_Task_
Rewrite the lines starting at the one containing "Patent image size: (905, 1007)." and ending at the one containing "The clad 52 is at (428, 580)." as a Markdown table with the columns Row and Text, numbering each line and leaving out blank ones.

_Data for processing_
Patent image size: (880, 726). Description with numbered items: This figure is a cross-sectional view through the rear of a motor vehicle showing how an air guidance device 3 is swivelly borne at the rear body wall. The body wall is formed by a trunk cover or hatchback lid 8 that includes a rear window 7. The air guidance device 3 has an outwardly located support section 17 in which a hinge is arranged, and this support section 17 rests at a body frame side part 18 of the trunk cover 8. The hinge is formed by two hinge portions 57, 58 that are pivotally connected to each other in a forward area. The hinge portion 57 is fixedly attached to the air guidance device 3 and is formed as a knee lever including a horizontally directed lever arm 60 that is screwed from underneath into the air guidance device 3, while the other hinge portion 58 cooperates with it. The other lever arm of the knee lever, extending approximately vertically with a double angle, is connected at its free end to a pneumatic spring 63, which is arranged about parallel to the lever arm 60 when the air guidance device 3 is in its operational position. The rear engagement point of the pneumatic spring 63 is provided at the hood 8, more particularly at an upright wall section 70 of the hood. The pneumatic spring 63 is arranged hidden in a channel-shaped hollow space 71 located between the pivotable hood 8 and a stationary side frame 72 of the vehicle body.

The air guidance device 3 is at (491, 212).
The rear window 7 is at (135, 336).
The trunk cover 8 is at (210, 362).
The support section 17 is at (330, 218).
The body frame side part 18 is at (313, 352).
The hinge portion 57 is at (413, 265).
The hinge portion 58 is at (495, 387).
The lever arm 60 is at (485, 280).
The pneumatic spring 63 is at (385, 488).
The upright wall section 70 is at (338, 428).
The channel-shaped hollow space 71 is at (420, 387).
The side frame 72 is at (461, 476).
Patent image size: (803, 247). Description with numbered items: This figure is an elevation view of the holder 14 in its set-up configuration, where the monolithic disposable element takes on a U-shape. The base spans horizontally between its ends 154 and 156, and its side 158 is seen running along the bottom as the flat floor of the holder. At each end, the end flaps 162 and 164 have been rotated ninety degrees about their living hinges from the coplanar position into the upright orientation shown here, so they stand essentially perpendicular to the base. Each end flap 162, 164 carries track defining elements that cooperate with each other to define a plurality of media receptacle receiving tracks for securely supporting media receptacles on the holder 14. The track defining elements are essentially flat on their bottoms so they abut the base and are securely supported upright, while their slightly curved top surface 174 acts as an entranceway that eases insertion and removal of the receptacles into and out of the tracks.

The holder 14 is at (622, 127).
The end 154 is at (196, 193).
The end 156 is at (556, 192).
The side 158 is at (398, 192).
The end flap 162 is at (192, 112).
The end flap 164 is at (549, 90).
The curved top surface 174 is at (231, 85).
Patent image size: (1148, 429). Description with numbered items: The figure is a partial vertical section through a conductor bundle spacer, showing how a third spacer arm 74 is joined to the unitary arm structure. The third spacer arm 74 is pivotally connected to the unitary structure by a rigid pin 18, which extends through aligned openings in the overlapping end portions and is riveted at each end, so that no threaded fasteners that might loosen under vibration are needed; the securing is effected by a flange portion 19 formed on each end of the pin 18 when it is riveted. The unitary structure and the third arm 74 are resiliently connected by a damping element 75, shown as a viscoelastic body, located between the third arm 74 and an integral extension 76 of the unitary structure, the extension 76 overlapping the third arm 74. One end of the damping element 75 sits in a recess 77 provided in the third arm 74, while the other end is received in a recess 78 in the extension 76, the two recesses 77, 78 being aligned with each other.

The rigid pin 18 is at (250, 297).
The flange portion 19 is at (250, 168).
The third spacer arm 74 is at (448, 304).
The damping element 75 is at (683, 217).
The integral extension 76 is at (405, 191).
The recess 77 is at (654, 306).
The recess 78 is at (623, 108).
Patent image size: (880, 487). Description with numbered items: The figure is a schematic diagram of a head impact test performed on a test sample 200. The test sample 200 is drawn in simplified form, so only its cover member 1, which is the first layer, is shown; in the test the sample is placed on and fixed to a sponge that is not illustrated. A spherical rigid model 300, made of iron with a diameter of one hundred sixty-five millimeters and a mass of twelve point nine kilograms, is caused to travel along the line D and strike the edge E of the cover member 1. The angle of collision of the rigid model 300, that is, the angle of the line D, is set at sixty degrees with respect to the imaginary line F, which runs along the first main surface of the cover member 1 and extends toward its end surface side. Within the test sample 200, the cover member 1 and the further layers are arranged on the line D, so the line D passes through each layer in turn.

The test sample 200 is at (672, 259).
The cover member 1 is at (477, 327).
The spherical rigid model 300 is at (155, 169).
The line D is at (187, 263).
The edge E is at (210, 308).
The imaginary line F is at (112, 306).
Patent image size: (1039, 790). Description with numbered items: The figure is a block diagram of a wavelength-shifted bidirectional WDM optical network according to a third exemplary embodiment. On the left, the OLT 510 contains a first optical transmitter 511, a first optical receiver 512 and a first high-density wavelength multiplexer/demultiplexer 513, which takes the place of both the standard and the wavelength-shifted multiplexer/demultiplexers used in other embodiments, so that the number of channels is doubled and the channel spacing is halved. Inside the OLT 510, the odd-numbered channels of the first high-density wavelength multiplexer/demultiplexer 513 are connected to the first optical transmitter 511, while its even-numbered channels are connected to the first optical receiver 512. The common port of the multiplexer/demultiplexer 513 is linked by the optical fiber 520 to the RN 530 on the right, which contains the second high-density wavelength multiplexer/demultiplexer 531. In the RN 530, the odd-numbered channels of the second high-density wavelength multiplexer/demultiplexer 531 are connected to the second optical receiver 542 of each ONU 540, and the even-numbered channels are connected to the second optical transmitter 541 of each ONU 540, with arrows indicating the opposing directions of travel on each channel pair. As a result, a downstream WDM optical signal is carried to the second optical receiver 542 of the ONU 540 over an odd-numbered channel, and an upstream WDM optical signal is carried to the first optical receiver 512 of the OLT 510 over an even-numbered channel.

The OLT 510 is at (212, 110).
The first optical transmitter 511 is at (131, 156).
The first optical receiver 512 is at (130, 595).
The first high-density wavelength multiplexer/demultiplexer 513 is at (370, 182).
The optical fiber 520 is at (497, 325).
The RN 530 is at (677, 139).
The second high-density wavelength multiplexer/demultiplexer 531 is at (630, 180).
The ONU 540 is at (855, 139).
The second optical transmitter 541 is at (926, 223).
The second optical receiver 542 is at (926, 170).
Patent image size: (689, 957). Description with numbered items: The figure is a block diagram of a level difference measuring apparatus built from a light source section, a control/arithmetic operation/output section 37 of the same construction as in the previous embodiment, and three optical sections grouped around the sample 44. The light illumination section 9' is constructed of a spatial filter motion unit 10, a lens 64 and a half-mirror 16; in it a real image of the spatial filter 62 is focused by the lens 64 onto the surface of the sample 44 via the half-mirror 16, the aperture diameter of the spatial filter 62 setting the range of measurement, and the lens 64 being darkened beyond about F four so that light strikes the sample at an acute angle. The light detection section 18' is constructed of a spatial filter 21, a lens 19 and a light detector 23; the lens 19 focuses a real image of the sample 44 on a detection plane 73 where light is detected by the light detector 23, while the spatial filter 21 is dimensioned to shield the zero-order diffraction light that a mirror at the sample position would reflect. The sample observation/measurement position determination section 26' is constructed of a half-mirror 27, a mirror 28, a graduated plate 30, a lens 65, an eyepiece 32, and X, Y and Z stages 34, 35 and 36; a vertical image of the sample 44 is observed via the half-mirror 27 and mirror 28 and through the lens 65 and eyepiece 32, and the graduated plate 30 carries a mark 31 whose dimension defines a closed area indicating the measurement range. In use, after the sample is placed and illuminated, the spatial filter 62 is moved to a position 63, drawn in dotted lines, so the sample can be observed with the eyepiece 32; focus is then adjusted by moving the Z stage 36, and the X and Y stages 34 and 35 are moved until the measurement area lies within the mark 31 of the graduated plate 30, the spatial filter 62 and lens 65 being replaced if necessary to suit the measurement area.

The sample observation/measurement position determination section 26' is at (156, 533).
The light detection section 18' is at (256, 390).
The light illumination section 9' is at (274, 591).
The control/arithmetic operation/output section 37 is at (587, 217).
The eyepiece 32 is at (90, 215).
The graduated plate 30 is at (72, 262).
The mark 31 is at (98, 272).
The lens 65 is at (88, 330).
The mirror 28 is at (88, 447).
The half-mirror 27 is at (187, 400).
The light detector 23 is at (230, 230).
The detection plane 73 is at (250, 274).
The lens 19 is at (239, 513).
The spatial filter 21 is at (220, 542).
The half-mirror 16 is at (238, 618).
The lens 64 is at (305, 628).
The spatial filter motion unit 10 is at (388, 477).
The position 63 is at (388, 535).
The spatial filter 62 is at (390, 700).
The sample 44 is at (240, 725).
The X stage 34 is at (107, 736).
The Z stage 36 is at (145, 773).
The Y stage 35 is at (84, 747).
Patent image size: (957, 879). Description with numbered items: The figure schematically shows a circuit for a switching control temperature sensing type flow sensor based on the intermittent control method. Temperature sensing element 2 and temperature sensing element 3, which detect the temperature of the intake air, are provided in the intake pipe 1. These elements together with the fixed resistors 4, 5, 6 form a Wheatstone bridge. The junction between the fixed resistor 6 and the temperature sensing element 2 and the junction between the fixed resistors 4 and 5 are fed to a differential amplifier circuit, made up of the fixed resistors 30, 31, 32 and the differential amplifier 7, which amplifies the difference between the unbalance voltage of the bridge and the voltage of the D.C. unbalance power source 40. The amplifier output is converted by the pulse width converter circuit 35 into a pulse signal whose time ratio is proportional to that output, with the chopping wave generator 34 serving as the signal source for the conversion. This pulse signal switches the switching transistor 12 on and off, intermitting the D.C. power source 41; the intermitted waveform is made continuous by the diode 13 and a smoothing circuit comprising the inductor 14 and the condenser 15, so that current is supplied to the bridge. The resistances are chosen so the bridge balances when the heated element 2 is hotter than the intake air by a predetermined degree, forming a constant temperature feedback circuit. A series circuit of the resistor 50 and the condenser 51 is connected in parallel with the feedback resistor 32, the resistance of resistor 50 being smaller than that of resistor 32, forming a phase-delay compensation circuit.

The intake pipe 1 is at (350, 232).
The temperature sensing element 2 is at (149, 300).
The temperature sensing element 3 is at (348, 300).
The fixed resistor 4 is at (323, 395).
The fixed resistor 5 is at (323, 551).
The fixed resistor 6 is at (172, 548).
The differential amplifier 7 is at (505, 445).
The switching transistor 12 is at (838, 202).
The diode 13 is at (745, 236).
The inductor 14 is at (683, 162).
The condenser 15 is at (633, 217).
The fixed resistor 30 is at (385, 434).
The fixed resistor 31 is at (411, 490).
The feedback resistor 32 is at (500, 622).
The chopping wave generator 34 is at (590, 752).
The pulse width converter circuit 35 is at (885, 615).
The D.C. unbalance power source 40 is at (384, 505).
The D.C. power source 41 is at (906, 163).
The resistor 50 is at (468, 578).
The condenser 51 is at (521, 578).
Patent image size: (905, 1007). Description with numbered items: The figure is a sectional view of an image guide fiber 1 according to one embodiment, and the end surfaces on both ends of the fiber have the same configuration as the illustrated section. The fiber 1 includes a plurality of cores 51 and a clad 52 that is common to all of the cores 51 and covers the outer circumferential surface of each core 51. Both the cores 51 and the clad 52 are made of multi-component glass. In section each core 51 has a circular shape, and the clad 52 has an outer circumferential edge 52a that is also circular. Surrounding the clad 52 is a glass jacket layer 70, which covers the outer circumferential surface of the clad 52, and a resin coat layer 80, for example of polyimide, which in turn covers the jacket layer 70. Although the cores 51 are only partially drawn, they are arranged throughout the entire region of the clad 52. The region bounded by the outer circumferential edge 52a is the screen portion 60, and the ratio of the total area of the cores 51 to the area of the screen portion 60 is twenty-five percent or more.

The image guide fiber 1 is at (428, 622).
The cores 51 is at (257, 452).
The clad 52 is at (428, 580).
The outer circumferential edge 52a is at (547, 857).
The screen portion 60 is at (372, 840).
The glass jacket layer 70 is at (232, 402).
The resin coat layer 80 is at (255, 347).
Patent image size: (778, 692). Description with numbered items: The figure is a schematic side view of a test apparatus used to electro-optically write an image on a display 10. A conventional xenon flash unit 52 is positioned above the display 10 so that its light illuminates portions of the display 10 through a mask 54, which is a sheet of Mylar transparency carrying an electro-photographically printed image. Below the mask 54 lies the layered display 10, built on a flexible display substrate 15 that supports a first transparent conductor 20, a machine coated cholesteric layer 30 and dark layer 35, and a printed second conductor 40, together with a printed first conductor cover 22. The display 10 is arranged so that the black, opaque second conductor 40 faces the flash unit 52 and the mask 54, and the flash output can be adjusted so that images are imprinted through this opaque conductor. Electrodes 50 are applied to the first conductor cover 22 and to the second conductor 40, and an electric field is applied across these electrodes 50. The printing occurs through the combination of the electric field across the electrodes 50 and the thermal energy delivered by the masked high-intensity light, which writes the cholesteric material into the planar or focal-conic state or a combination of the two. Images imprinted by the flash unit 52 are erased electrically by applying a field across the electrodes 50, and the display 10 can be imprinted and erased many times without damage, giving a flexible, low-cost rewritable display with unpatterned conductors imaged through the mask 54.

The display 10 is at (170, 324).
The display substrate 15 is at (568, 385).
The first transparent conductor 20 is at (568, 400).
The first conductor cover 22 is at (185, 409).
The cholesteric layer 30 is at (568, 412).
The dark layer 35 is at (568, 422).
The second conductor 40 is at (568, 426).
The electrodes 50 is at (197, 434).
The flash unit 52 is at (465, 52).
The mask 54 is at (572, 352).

_Finished exercise_
| Row | Text |
|---|---|
| 1 | Patent image size: (905, 1007). Description with numbered items: The figure is a sectional view of an image guide fiber 1 according to one embodiment, and the end surfaces on both ends of the fiber have the same configuration as the illustrated section. The fiber 1 includes a plurality of cores 51 and a clad 52 that is common to all of the cores 51 and covers the outer circumferential surface of each core 51. Both the cores 51 and the clad 52 are made of multi-component glass. In section each core 51 has a circular shape, and the clad 52 has an outer circumferential edge 52a that is also circular. Surrounding the clad 52 is a glass jacket layer 70, which covers the outer circumferential surface of the clad 52, and a resin coat layer 80, for example of polyimide, which in turn covers the jacket layer 70. Although the cores 51 are only partially drawn, they are arranged throughout the entire region of the clad 52. The region bounded by the outer circumferential edge 52a is the screen portion 60, and the ratio of the total area of the cores 51 to the area of the screen portion 60 is twenty-five percent or more. |
| 2 | The image guide fiber 1 is at (428, 622). |
| 3 | The cores 51 is at (257, 452). |
| 4 | The clad 52 is at (428, 580). |